How many lines hold the string "ProjectSettings"? Give only the number.

──────

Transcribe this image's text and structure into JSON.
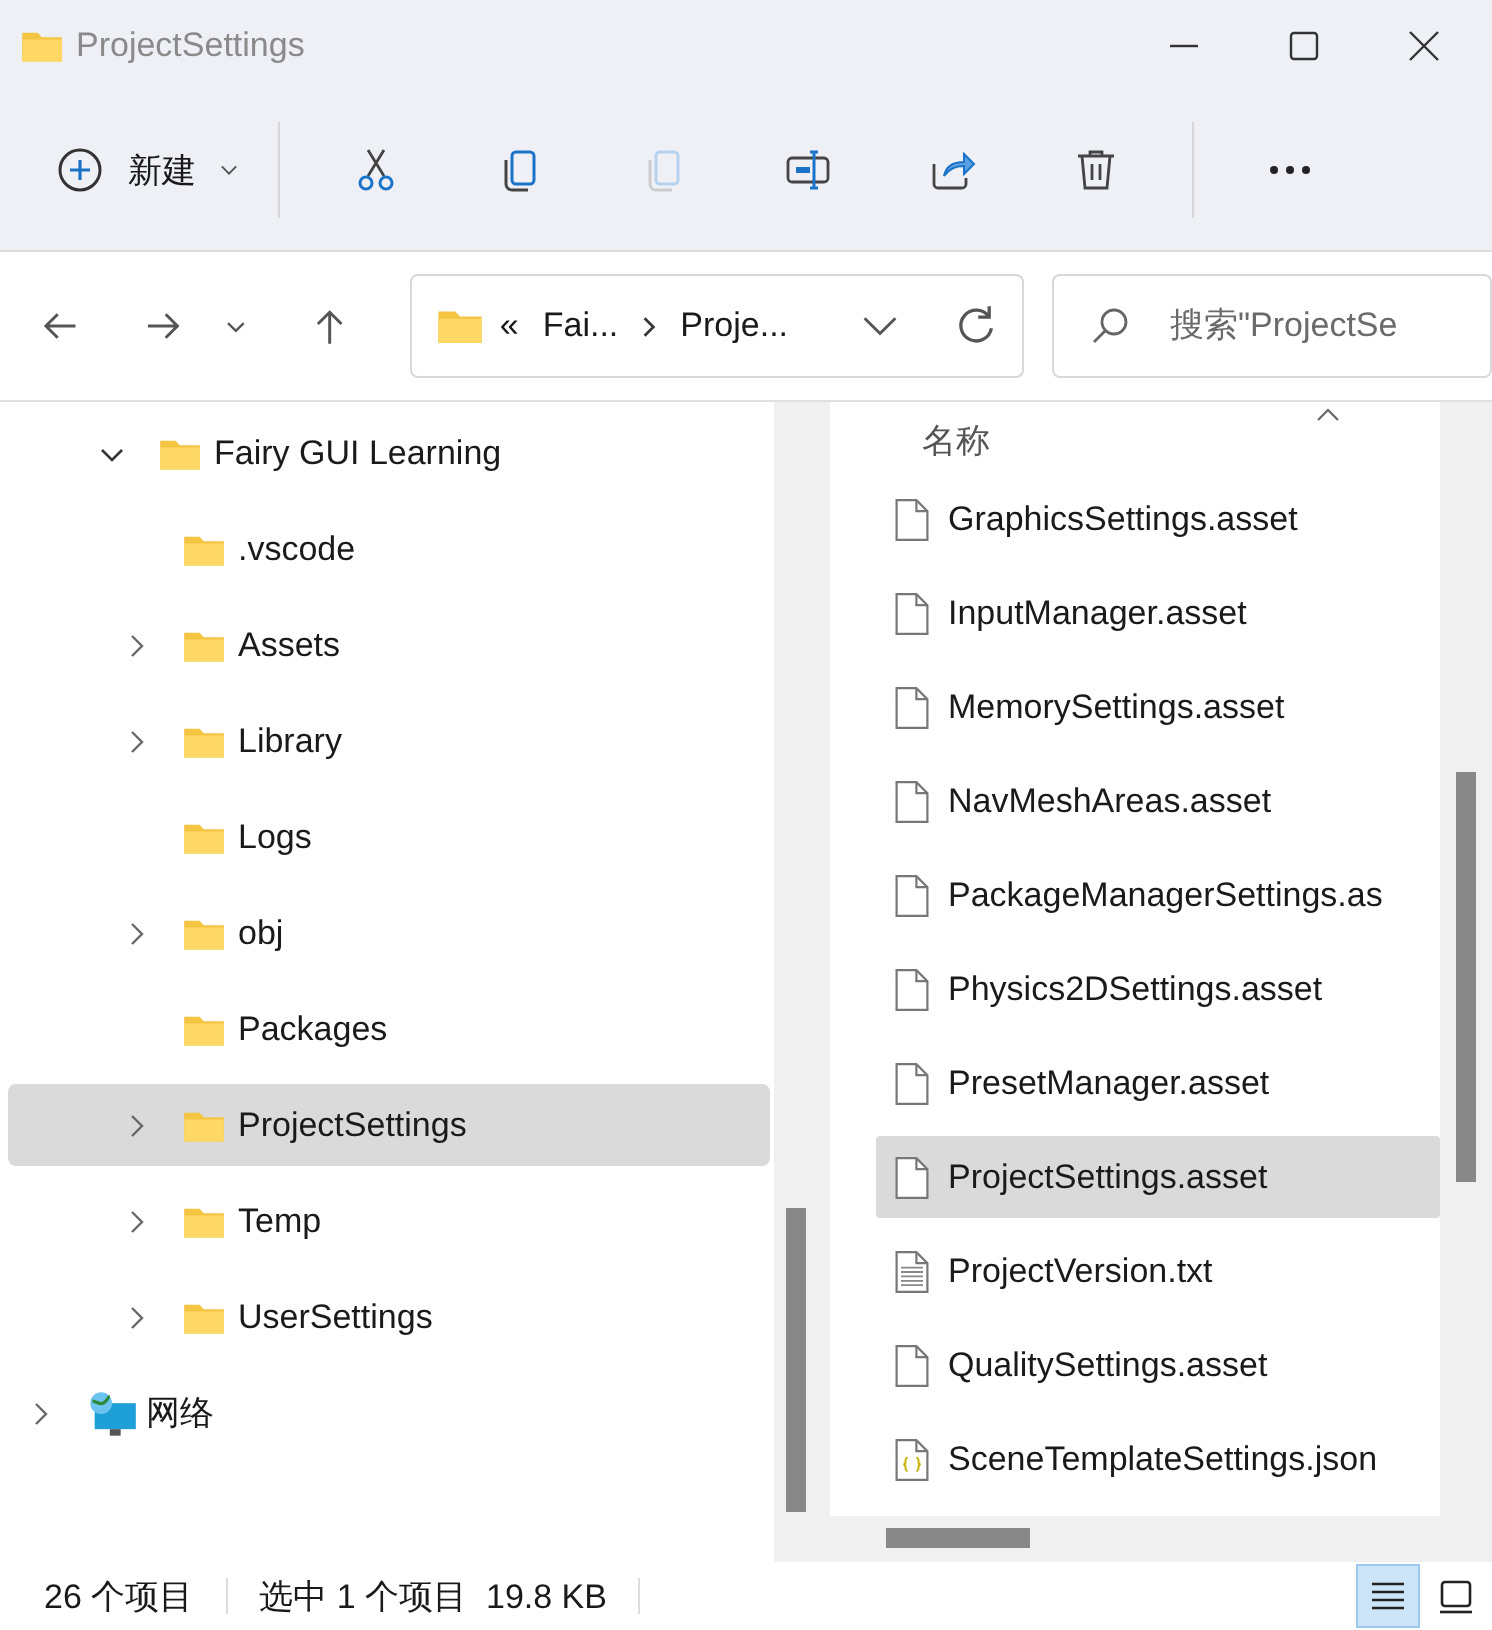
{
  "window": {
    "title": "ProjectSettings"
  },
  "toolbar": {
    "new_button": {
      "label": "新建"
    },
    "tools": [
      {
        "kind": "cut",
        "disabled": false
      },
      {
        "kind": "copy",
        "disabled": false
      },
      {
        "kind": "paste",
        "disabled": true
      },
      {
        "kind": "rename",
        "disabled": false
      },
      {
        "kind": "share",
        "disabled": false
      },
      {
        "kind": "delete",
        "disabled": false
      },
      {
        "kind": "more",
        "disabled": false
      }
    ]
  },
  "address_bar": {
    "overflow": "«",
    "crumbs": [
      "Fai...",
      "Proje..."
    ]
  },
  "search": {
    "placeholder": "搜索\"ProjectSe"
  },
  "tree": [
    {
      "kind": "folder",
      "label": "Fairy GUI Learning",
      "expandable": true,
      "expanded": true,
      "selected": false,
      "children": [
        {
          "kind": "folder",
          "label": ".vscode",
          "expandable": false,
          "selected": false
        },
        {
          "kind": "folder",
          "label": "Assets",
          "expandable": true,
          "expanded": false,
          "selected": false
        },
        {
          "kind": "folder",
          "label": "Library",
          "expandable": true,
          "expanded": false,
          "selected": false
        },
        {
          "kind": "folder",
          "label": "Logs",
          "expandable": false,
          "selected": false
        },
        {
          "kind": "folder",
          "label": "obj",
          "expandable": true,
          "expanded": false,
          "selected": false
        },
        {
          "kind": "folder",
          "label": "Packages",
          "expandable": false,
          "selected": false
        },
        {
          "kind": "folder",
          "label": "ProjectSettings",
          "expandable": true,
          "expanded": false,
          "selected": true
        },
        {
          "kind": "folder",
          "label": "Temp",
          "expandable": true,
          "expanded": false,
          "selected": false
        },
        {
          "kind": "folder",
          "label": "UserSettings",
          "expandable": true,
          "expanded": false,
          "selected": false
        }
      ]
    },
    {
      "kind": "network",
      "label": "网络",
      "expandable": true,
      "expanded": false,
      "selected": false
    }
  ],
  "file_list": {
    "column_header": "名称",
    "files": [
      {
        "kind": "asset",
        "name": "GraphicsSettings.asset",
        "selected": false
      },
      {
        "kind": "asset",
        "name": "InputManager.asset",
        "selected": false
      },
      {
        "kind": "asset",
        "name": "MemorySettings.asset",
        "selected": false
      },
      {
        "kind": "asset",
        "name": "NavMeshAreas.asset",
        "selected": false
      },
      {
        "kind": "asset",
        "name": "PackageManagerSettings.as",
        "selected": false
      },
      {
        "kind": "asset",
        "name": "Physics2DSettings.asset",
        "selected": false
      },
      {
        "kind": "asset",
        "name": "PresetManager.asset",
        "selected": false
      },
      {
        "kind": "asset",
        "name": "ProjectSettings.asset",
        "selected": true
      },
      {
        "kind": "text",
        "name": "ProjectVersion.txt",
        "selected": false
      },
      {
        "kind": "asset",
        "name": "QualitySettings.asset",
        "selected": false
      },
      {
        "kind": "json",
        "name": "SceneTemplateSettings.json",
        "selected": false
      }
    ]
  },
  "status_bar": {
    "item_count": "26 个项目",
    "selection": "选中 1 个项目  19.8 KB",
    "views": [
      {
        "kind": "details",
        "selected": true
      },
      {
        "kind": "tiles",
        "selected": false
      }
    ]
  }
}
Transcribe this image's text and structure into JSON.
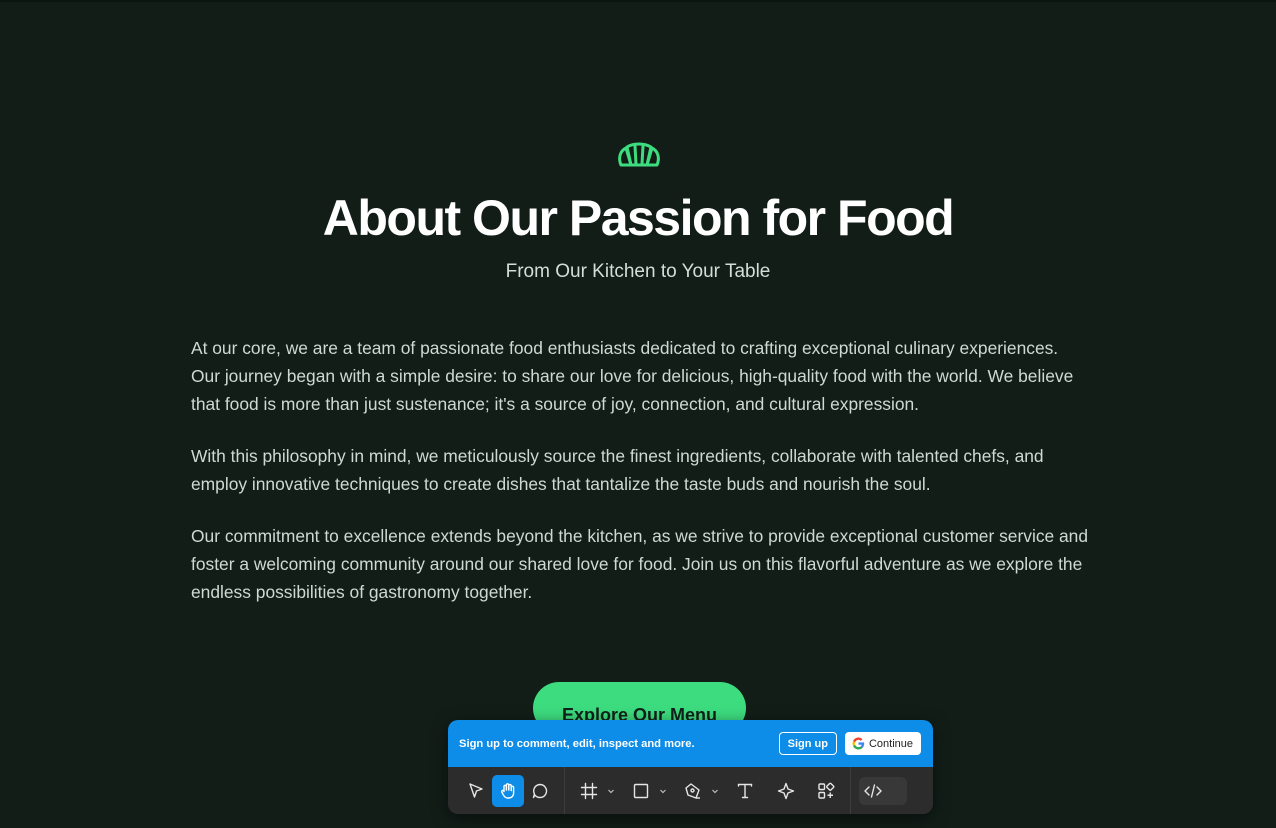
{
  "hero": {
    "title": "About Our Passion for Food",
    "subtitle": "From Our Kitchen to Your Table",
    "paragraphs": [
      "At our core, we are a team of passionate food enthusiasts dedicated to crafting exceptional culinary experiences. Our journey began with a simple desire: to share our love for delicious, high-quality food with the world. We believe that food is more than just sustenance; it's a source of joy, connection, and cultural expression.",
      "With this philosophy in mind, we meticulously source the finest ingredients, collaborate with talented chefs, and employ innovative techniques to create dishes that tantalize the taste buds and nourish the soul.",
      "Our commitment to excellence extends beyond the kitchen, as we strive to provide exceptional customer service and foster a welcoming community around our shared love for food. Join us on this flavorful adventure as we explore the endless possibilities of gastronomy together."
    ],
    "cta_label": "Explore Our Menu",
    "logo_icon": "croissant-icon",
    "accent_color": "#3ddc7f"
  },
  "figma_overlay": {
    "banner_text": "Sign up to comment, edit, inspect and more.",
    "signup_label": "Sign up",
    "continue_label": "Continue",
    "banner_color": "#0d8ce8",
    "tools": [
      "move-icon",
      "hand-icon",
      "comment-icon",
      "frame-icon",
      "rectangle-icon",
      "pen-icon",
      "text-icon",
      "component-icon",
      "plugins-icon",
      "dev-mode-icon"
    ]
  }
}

──────

**SOLUTION FOR THIS TASK**
3